◆ Written exercise
From the listing below, extract each line containing the string "sobie".

>> START

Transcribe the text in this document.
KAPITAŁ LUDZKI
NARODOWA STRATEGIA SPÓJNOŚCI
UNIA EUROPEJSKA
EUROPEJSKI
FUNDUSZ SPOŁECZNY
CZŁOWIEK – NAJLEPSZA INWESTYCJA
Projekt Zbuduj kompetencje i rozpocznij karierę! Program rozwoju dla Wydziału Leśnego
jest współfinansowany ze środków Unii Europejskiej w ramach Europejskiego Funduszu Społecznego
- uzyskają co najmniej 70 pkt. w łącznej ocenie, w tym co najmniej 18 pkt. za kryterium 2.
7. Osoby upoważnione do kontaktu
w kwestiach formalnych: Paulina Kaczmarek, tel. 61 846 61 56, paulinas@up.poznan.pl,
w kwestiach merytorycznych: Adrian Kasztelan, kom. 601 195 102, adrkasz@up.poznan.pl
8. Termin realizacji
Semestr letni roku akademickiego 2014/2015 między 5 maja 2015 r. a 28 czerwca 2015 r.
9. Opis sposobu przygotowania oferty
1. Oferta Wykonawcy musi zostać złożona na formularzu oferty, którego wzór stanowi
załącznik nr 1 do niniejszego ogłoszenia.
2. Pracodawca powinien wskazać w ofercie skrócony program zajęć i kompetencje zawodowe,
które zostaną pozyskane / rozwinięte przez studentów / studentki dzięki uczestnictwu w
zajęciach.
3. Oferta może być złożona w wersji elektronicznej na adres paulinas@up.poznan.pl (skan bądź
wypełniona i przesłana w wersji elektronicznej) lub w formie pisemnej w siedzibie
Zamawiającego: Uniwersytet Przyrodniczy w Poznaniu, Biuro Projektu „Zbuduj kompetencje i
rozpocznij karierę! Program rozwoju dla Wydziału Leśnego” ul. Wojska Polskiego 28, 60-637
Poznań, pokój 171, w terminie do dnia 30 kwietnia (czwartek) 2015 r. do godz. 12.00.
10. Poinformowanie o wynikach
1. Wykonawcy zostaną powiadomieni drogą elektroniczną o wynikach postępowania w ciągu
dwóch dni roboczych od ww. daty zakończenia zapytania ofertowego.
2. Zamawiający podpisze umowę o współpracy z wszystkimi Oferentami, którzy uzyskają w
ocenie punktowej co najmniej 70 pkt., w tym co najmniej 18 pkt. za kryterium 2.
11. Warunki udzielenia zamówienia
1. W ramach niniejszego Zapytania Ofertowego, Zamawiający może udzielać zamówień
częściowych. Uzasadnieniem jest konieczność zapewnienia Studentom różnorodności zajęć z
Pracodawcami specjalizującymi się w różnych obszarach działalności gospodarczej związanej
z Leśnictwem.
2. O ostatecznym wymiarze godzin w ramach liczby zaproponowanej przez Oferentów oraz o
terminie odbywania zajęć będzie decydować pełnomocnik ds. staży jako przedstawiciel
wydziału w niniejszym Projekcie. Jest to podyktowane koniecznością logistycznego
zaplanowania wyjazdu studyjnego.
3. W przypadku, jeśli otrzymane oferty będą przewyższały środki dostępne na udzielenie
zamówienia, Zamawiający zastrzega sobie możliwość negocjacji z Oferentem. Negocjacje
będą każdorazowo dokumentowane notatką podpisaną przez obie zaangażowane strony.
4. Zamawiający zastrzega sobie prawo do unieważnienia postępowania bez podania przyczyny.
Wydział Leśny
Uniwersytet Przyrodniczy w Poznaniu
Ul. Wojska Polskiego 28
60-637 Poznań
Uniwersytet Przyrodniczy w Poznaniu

>> END

◆ Written response
zamówienia, Zamawiający zastrzega sobie możliwość negocjacji z Oferentem. Negocjacje
4. Zamawiający zastrzega sobie prawo do unieważnienia postępowania bez podania przyczyny.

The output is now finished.